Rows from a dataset
##############################
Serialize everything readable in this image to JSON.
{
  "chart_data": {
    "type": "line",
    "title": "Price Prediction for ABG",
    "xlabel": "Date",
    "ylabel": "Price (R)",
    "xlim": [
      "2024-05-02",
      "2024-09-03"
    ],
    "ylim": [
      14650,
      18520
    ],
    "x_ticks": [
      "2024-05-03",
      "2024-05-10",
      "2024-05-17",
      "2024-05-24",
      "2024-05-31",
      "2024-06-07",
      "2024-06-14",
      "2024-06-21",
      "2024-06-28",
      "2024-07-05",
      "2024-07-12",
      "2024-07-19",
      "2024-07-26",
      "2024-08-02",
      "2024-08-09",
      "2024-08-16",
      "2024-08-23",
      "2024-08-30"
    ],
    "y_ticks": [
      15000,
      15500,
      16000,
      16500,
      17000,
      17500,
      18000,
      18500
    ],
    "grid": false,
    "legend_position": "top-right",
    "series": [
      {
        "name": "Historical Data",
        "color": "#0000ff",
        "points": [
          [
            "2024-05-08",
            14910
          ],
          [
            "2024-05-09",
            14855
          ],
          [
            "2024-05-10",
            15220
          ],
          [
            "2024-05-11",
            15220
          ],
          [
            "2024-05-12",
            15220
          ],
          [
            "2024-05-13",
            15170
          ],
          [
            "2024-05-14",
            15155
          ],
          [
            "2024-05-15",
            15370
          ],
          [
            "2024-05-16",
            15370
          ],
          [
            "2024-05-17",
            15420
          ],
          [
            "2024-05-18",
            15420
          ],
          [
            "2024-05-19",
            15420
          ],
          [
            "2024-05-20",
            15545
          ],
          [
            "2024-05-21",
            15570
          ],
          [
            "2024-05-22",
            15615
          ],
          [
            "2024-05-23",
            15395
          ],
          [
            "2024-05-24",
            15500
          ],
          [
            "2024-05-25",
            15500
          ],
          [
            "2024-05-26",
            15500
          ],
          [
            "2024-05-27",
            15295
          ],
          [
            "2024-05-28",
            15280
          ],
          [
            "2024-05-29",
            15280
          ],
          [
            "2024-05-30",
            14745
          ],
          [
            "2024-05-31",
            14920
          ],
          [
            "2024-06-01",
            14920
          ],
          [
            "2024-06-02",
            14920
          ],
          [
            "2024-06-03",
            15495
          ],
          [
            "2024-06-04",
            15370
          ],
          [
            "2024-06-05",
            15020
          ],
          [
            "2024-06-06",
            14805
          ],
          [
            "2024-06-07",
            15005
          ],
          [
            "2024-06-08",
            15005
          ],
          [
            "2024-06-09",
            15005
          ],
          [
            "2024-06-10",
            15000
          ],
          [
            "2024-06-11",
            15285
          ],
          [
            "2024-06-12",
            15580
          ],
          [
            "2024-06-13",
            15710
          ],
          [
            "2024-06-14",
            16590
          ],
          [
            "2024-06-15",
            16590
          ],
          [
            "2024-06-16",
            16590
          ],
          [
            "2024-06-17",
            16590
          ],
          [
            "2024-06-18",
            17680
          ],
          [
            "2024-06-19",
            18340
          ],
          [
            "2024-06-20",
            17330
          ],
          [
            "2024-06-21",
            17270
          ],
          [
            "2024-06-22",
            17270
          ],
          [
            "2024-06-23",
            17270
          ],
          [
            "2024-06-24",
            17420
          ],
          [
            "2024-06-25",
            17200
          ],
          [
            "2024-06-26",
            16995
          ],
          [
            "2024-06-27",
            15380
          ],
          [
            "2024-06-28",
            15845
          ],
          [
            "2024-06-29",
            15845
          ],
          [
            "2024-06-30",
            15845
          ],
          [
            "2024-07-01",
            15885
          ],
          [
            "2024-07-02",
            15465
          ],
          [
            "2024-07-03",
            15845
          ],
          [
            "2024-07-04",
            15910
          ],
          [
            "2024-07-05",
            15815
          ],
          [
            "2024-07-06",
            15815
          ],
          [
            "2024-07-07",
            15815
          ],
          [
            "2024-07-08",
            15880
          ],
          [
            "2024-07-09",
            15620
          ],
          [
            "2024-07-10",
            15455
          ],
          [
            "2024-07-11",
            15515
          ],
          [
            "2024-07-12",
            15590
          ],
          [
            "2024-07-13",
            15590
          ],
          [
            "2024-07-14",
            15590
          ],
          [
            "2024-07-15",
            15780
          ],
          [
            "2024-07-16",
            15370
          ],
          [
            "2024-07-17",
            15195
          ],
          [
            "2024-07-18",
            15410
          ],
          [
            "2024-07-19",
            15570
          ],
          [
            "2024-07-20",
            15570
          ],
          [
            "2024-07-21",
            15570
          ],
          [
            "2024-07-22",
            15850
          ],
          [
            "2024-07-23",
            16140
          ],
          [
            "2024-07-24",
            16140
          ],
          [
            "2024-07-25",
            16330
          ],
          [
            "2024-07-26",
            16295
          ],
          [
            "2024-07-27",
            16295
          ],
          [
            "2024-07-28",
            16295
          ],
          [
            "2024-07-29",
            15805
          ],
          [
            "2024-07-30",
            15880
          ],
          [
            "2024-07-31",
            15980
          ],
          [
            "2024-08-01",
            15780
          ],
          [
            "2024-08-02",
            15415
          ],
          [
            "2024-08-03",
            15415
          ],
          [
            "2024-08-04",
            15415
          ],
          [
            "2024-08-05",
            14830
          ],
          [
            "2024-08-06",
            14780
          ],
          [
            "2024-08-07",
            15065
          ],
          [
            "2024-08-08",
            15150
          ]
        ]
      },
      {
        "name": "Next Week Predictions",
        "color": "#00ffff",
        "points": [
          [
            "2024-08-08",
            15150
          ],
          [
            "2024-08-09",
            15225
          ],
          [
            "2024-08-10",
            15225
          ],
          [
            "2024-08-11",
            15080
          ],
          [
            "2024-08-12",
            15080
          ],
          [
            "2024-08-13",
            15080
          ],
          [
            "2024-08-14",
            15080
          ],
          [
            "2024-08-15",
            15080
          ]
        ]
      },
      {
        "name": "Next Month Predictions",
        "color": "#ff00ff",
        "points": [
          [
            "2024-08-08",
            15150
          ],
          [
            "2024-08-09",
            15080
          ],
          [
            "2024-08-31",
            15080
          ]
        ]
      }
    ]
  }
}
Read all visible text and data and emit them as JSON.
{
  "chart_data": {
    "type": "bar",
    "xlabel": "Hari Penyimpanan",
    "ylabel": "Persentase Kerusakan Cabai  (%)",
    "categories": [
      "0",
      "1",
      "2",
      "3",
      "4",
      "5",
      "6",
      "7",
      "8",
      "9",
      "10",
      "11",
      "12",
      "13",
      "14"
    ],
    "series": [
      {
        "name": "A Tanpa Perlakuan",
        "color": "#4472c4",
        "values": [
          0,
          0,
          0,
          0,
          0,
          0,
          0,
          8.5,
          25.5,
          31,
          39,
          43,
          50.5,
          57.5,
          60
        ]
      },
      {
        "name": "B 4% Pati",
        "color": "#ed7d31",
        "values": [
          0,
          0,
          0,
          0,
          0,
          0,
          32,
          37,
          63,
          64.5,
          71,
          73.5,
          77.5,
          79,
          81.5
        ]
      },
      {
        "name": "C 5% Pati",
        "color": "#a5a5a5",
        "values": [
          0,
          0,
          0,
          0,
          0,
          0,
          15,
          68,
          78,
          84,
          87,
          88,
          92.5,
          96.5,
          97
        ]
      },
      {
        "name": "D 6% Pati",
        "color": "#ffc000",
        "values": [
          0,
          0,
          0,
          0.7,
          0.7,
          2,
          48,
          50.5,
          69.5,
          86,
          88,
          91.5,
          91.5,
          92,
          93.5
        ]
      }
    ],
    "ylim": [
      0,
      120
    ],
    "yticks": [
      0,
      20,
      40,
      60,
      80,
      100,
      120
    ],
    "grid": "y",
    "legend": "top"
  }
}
##############################
Set problem
Print all of the entries again, exactly as written.

Written reply
Serialize everything readable in this image to JSON.
{
  "chart_data": {
    "type": "line",
    "title": "Price Prediction for ABG",
    "xlabel": "Date",
    "ylabel": "Price (R)",
    "xlim": [
      "2024-05-02",
      "2024-09-03"
    ],
    "ylim": [
      14650,
      18520
    ],
    "x_ticks": [
      "2024-05-03",
      "2024-05-10",
      "2024-05-17",
      "2024-05-24",
      "2024-05-31",
      "2024-06-07",
      "2024-06-14",
      "2024-06-21",
      "2024-06-28",
      "2024-07-05",
      "2024-07-12",
      "2024-07-19",
      "2024-07-26",
      "2024-08-02",
      "2024-08-09",
      "2024-08-16",
      "2024-08-23",
      "2024-08-30"
    ],
    "y_ticks": [
      15000,
      15500,
      16000,
      16500,
      17000,
      17500,
      18000,
      18500
    ],
    "grid": false,
    "legend_position": "top-right",
    "series": [
      {
        "name": "Historical Data",
        "color": "#0000ff",
        "points": [
          [
            "2024-05-08",
            14910
          ],
          [
            "2024-05-09",
            14855
          ],
          [
            "2024-05-10",
            15220
          ],
          [
            "2024-05-11",
            15220
          ],
          [
            "2024-05-12",
            15220
          ],
          [
            "2024-05-13",
            15170
          ],
          [
            "2024-05-14",
            15155
          ],
          [
            "2024-05-15",
            15370
          ],
          [
            "2024-05-16",
            15370
          ],
          [
            "2024-05-17",
            15420
          ],
          [
            "2024-05-18",
            15420
          ],
          [
            "2024-05-19",
            15420
          ],
          [
            "2024-05-20",
            15545
          ],
          [
            "2024-05-21",
            15570
          ],
          [
            "2024-05-22",
            15615
          ],
          [
            "2024-05-23",
            15395
          ],
          [
            "2024-05-24",
            15500
          ],
          [
            "2024-05-25",
            15500
          ],
          [
            "2024-05-26",
            15500
          ],
          [
            "2024-05-27",
            15295
          ],
          [
            "2024-05-28",
            15280
          ],
          [
            "2024-05-29",
            15280
          ],
          [
            "2024-05-30",
            14745
          ],
          [
            "2024-05-31",
            14920
          ],
          [
            "2024-06-01",
            14920
          ],
          [
            "2024-06-02",
            14920
          ],
          [
            "2024-06-03",
            15495
          ],
          [
            "2024-06-04",
            15370
          ],
          [
            "2024-06-05",
            15020
          ],
          [
            "2024-06-06",
            14805
          ],
          [
            "2024-06-07",
            15005
          ],
          [
            "2024-06-08",
            15005
          ],
          [
            "2024-06-09",
            15005
          ],
          [
            "2024-06-10",
            15000
          ],
          [
            "2024-06-11",
            15285
          ],
          [
            "2024-06-12",
            15580
          ],
          [
            "2024-06-13",
            15710
          ],
          [
            "2024-06-14",
            16590
          ],
          [
            "2024-06-15",
            16590
          ],
          [
            "2024-06-16",
            16590
          ],
          [
            "2024-06-17",
            16590
          ],
          [
            "2024-06-18",
            17680
          ],
          [
            "2024-06-19",
            18340
          ],
          [
            "2024-06-20",
            17330
          ],
          [
            "2024-06-21",
            17270
          ],
          [
            "2024-06-22",
            17270
          ],
          [
            "2024-06-23",
            17270
          ],
          [
            "2024-06-24",
            17420
          ],
          [
            "2024-06-25",
            17200
          ],
          [
            "2024-06-26",
            16995
          ],
          [
            "2024-06-27",
            15380
          ],
          [
            "2024-06-28",
            15845
          ],
          [
            "2024-06-29",
            15845
          ],
          [
            "2024-06-30",
            15845
          ],
          [
            "2024-07-01",
            15885
          ],
          [
            "2024-07-02",
            15465
          ],
          [
            "2024-07-03",
            15845
          ],
          [
            "2024-07-04",
            15910
          ],
          [
            "2024-07-05",
            15815
          ],
          [
            "2024-07-06",
            15815
          ],
          [
            "2024-07-07",
            15815
          ],
          [
            "2024-07-08",
            15880
          ],
          [
            "2024-07-09",
            15620
          ],
          [
            "2024-07-10",
            15455
          ],
          [
            "2024-07-11",
            15515
          ],
          [
            "2024-07-12",
            15590
          ],
          [
            "2024-07-13",
            15590
          ],
          [
            "2024-07-14",
            15590
          ],
          [
            "2024-07-15",
            15780
          ],
          [
            "2024-07-16",
            15370
          ],
          [
            "2024-07-17",
            15195
          ],
          [
            "2024-07-18",
            15410
          ],
          [
            "2024-07-19",
            15570
          ],
          [
            "2024-07-20",
            15570
          ],
          [
            "2024-07-21",
            15570
          ],
          [
            "2024-07-22",
            15850
          ],
          [
            "2024-07-23",
            16140
          ],
          [
            "2024-07-24",
            16140
          ],
          [
            "2024-07-25",
            16330
          ],
          [
            "2024-07-26",
            16295
          ],
          [
            "2024-07-27",
            16295
          ],
          [
            "2024-07-28",
            16295
          ],
          [
            "2024-07-29",
            15805
          ],
          [
            "2024-07-30",
            15880
          ],
          [
            "2024-07-31",
            15980
          ],
          [
            "2024-08-01",
            15780
          ],
          [
            "2024-08-02",
            15415
          ],
          [
            "2024-08-03",
            15415
          ],
          [
            "2024-08-04",
            15415
          ],
          [
            "2024-08-05",
            14830
          ],
          [
            "2024-08-06",
            14780
          ],
          [
            "2024-08-07",
            15065
          ],
          [
            "2024-08-08",
            15150
          ]
        ]
      },
      {
        "name": "Next Week Predictions",
        "color": "#00ffff",
        "points": [
          [
            "2024-08-08",
            15150
          ],
          [
            "2024-08-09",
            15225
          ],
          [
            "2024-08-10",
            15225
          ],
          [
            "2024-08-11",
            15080
          ],
          [
            "2024-08-12",
            15080
          ],
          [
            "2024-08-13",
            15080
          ],
          [
            "2024-08-14",
            15080
          ],
          [
            "2024-08-15",
            15080
          ]
        ]
      },
      {
        "name": "Next Month Predictions",
        "color": "#ff00ff",
        "points": [
          [
            "2024-08-08",
            15150
          ],
          [
            "2024-08-09",
            15080
          ],
          [
            "2024-08-31",
            15080
          ]
        ]
      }
    ]
  }
}
Read all visible text and data and emit them as JSON.
{
  "chart_data": {
    "type": "bar",
    "xlabel": "Hari Penyimpanan",
    "ylabel": "Persentase Kerusakan Cabai  (%)",
    "categories": [
      "0",
      "1",
      "2",
      "3",
      "4",
      "5",
      "6",
      "7",
      "8",
      "9",
      "10",
      "11",
      "12",
      "13",
      "14"
    ],
    "series": [
      {
        "name": "A Tanpa Perlakuan",
        "color": "#4472c4",
        "values": [
          0,
          0,
          0,
          0,
          0,
          0,
          0,
          8.5,
          25.5,
          31,
          39,
          43,
          50.5,
          57.5,
          60
        ]
      },
      {
        "name": "B 4% Pati",
        "color": "#ed7d31",
        "values": [
          0,
          0,
          0,
          0,
          0,
          0,
          32,
          37,
          63,
          64.5,
          71,
          73.5,
          77.5,
          79,
          81.5
        ]
      },
      {
        "name": "C 5% Pati",
        "color": "#a5a5a5",
        "values": [
          0,
          0,
          0,
          0,
          0,
          0,
          15,
          68,
          78,
          84,
          87,
          88,
          92.5,
          96.5,
          97
        ]
      },
      {
        "name": "D 6% Pati",
        "color": "#ffc000",
        "values": [
          0,
          0,
          0,
          0.7,
          0.7,
          2,
          48,
          50.5,
          69.5,
          86,
          88,
          91.5,
          91.5,
          92,
          93.5
        ]
      }
    ],
    "ylim": [
      0,
      120
    ],
    "yticks": [
      0,
      20,
      40,
      60,
      80,
      100,
      120
    ],
    "grid": "y",
    "legend": "top"
  }
}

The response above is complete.